Data entries
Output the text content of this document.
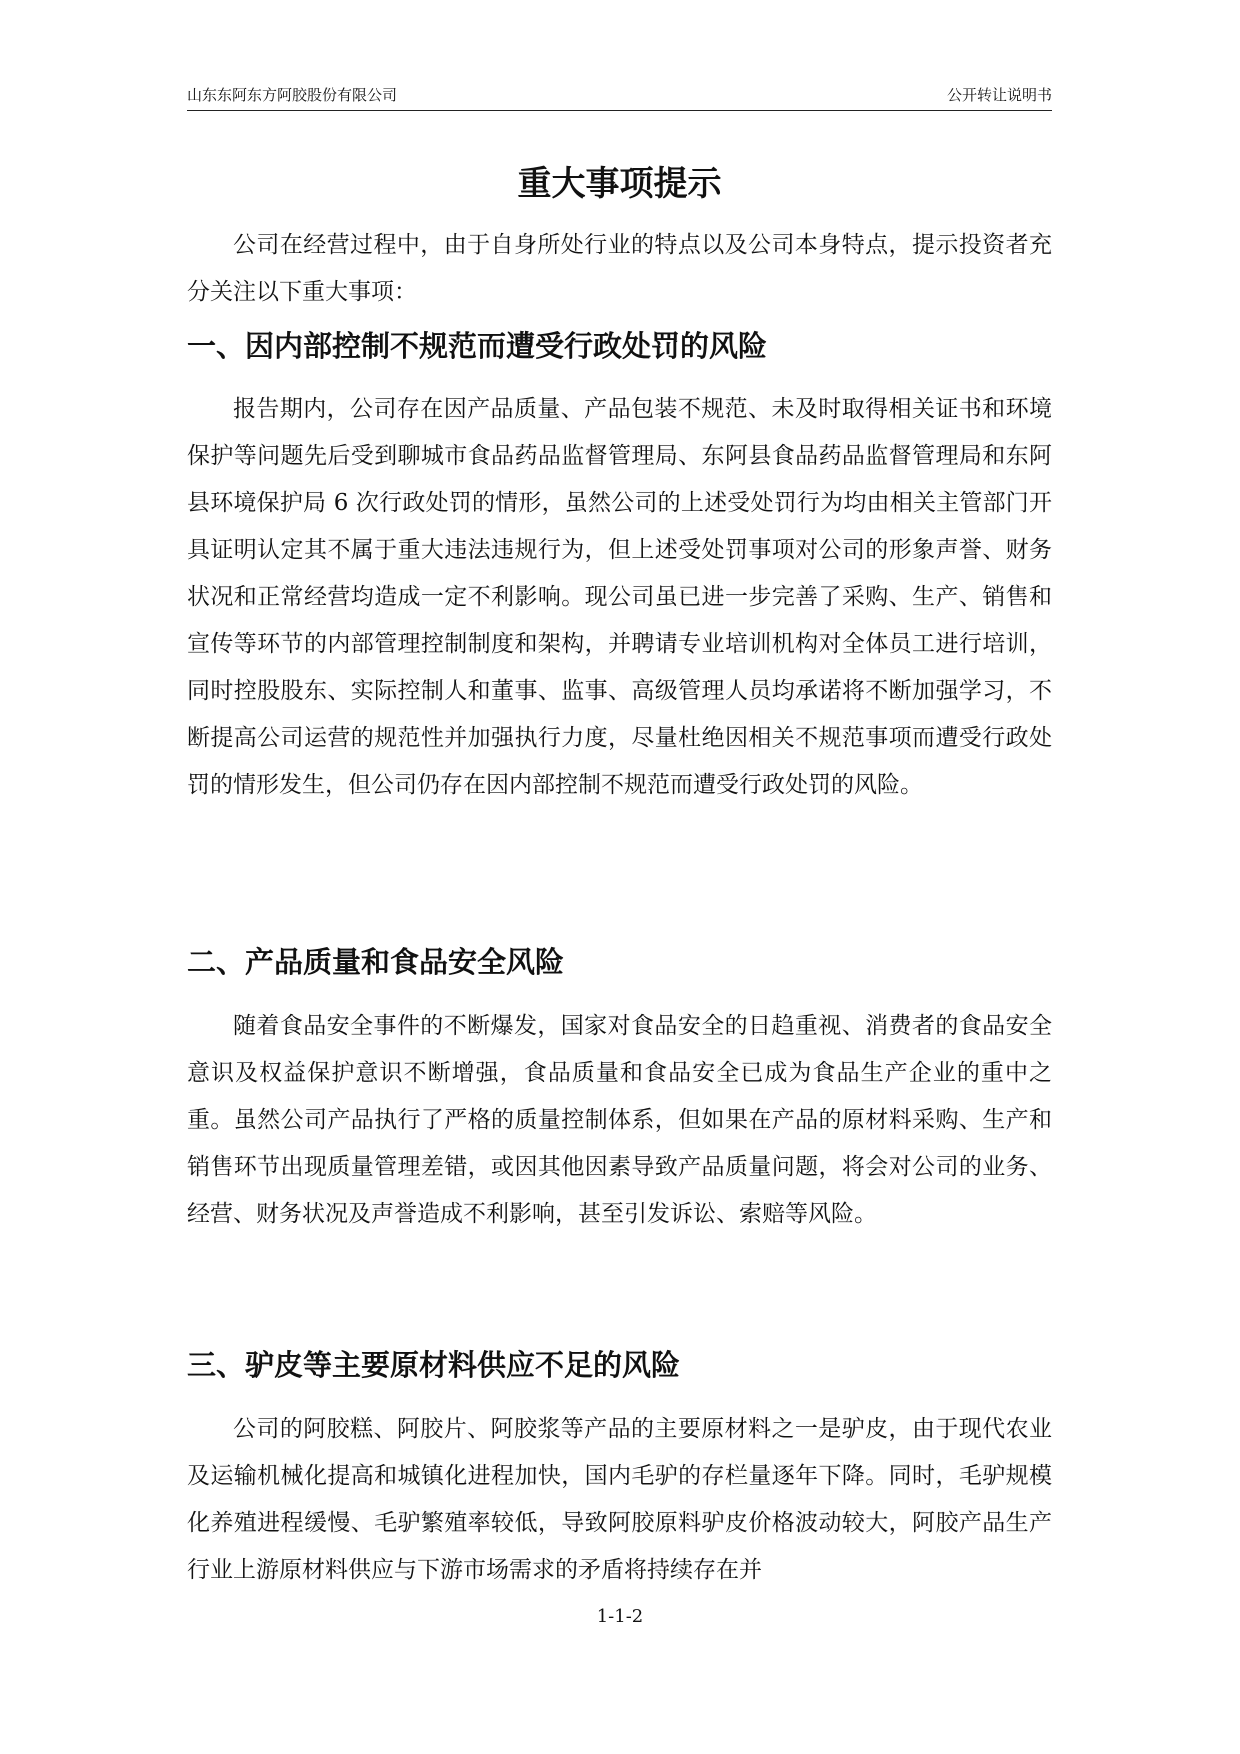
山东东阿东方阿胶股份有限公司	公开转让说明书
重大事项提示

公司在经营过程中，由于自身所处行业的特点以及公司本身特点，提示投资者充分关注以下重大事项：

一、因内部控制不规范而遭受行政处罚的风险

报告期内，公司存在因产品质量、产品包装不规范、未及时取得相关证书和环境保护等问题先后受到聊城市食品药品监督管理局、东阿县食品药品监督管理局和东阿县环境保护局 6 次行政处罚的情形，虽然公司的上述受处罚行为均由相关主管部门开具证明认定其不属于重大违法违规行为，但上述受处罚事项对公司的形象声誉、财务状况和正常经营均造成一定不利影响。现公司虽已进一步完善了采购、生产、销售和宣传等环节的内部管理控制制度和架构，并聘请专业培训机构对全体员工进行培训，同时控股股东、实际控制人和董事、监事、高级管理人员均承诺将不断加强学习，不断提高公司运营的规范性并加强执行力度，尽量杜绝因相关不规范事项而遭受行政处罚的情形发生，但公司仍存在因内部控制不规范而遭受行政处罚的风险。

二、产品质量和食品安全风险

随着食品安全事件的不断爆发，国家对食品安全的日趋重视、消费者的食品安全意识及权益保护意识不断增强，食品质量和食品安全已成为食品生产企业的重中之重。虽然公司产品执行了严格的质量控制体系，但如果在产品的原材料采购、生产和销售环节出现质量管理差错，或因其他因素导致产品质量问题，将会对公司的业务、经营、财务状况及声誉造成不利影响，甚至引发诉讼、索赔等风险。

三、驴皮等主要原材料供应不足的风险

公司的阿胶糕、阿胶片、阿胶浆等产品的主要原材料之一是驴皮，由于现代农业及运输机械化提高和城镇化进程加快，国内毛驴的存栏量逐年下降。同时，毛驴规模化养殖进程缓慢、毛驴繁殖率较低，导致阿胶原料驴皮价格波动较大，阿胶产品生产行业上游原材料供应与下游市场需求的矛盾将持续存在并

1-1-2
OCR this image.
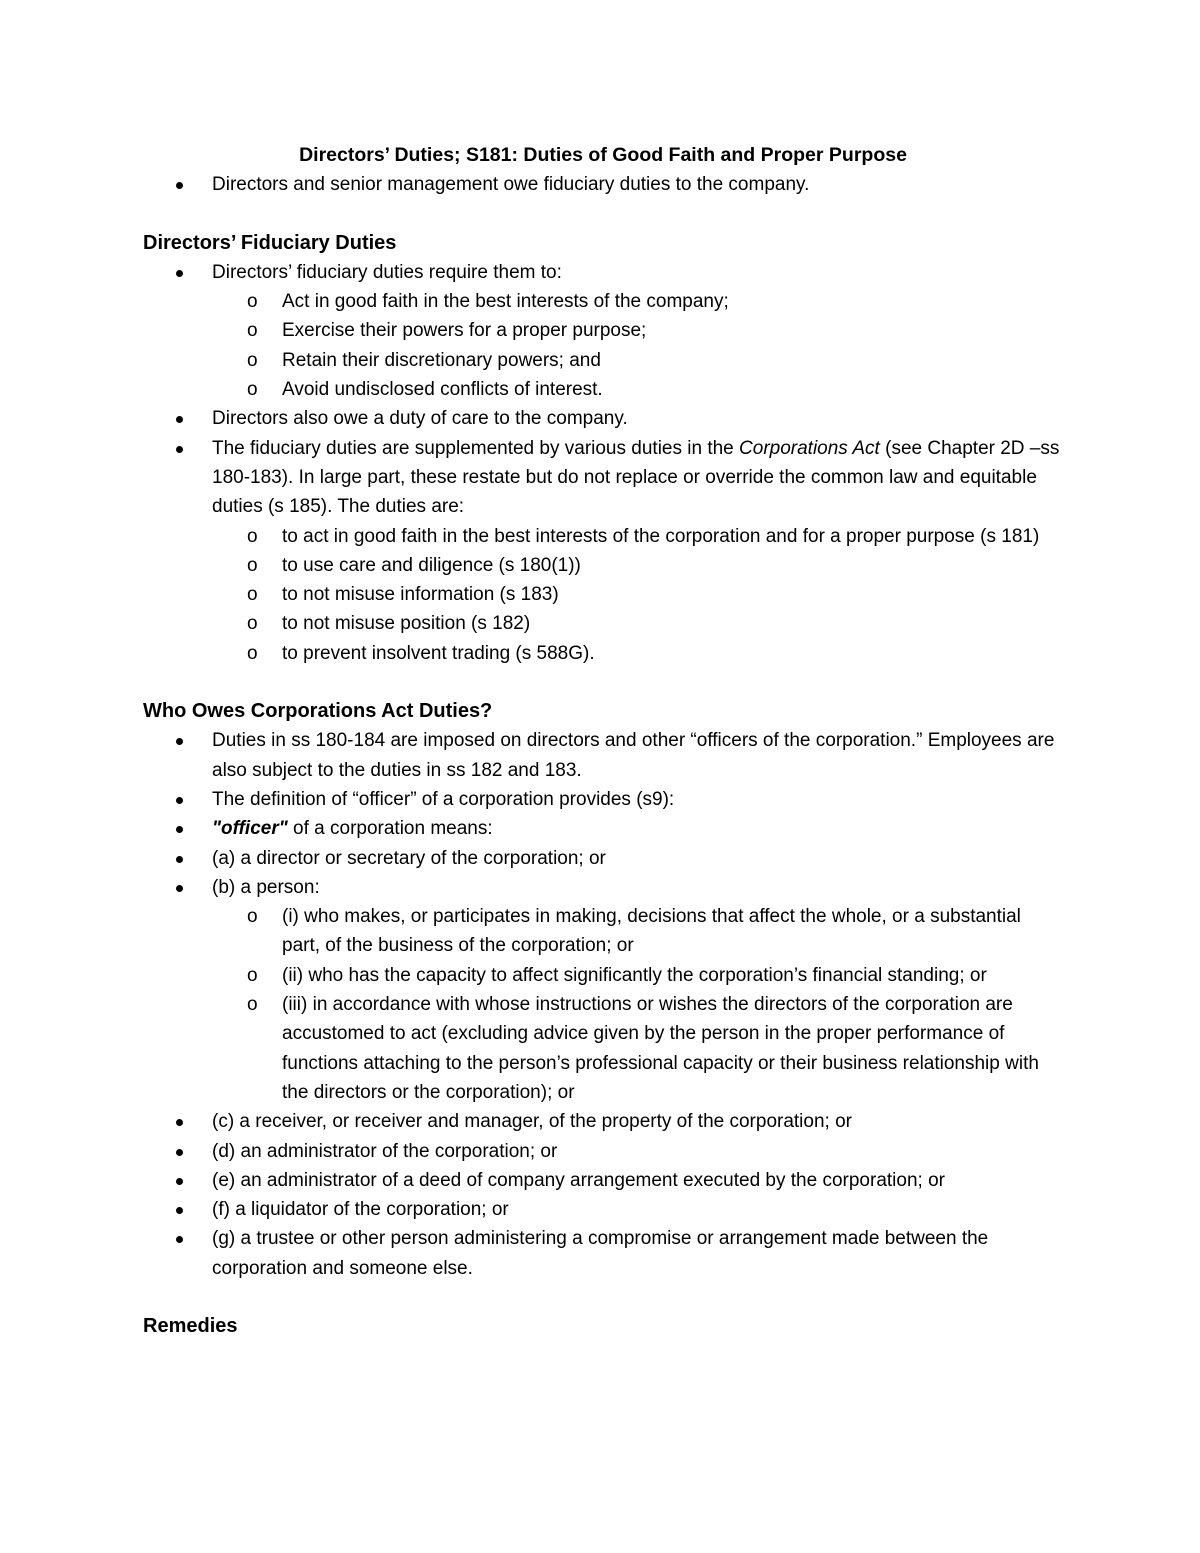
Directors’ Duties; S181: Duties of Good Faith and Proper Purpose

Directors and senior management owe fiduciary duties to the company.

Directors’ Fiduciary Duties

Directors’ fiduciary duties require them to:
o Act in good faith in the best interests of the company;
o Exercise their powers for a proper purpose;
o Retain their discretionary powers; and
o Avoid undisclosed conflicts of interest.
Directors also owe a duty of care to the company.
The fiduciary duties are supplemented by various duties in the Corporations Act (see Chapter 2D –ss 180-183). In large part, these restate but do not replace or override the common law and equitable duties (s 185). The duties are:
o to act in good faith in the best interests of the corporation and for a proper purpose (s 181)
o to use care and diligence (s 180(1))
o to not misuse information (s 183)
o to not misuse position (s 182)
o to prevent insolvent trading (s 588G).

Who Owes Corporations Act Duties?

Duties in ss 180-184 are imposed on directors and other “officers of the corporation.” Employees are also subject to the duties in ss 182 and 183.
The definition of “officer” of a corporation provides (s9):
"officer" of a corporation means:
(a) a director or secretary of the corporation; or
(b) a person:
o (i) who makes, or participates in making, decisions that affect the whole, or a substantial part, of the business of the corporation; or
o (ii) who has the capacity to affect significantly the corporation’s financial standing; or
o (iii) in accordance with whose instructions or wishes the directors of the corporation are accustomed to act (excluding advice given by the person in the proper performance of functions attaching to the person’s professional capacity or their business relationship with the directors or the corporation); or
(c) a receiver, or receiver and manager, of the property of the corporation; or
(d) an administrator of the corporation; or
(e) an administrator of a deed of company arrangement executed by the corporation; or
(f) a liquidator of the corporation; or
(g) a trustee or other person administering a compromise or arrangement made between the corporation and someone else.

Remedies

• AIM OF THE EXERCISE
Quote every record above exactly, leaving out any pictures.

• EXERCISE RESULT
Output the text content of this document.
山东东阿东方阿胶股份有限公司	公开转让说明书
重大事项提示

公司在经营过程中，由于自身所处行业的特点以及公司本身特点，提示投资者充分关注以下重大事项：

一、因内部控制不规范而遭受行政处罚的风险

报告期内，公司存在因产品质量、产品包装不规范、未及时取得相关证书和环境保护等问题先后受到聊城市食品药品监督管理局、东阿县食品药品监督管理局和东阿县环境保护局 6 次行政处罚的情形，虽然公司的上述受处罚行为均由相关主管部门开具证明认定其不属于重大违法违规行为，但上述受处罚事项对公司的形象声誉、财务状况和正常经营均造成一定不利影响。现公司虽已进一步完善了采购、生产、销售和宣传等环节的内部管理控制制度和架构，并聘请专业培训机构对全体员工进行培训，同时控股股东、实际控制人和董事、监事、高级管理人员均承诺将不断加强学习，不断提高公司运营的规范性并加强执行力度，尽量杜绝因相关不规范事项而遭受行政处罚的情形发生，但公司仍存在因内部控制不规范而遭受行政处罚的风险。

二、产品质量和食品安全风险

随着食品安全事件的不断爆发，国家对食品安全的日趋重视、消费者的食品安全意识及权益保护意识不断增强，食品质量和食品安全已成为食品生产企业的重中之重。虽然公司产品执行了严格的质量控制体系，但如果在产品的原材料采购、生产和销售环节出现质量管理差错，或因其他因素导致产品质量问题，将会对公司的业务、经营、财务状况及声誉造成不利影响，甚至引发诉讼、索赔等风险。

三、驴皮等主要原材料供应不足的风险

公司的阿胶糕、阿胶片、阿胶浆等产品的主要原材料之一是驴皮，由于现代农业及运输机械化提高和城镇化进程加快，国内毛驴的存栏量逐年下降。同时，毛驴规模化养殖进程缓慢、毛驴繁殖率较低，导致阿胶原料驴皮价格波动较大，阿胶产品生产行业上游原材料供应与下游市场需求的矛盾将持续存在并

1-1-2
OCR this image.
Directors’ Duties; S181: Duties of Good Faith and Proper Purpose

Directors and senior management owe fiduciary duties to the company.

Directors’ Fiduciary Duties

Directors’ fiduciary duties require them to:
o Act in good faith in the best interests of the company;
o Exercise their powers for a proper purpose;
o Retain their discretionary powers; and
o Avoid undisclosed conflicts of interest.
Directors also owe a duty of care to the company.
The fiduciary duties are supplemented by various duties in the Corporations Act (see Chapter 2D –ss 180-183). In large part, these restate but do not replace or override the common law and equitable duties (s 185). The duties are:
o to act in good faith in the best interests of the corporation and for a proper purpose (s 181)
o to use care and diligence (s 180(1))
o to not misuse information (s 183)
o to not misuse position (s 182)
o to prevent insolvent trading (s 588G).

Who Owes Corporations Act Duties?

Duties in ss 180-184 are imposed on directors and other “officers of the corporation.” Employees are also subject to the duties in ss 182 and 183.
The definition of “officer” of a corporation provides (s9):
"officer" of a corporation means:
(a) a director or secretary of the corporation; or
(b) a person:
o (i) who makes, or participates in making, decisions that affect the whole, or a substantial part, of the business of the corporation; or
o (ii) who has the capacity to affect significantly the corporation’s financial standing; or
o (iii) in accordance with whose instructions or wishes the directors of the corporation are accustomed to act (excluding advice given by the person in the proper performance of functions attaching to the person’s professional capacity or their business relationship with the directors or the corporation); or
(c) a receiver, or receiver and manager, of the property of the corporation; or
(d) an administrator of the corporation; or
(e) an administrator of a deed of company arrangement executed by the corporation; or
(f) a liquidator of the corporation; or
(g) a trustee or other person administering a compromise or arrangement made between the corporation and someone else.

Remedies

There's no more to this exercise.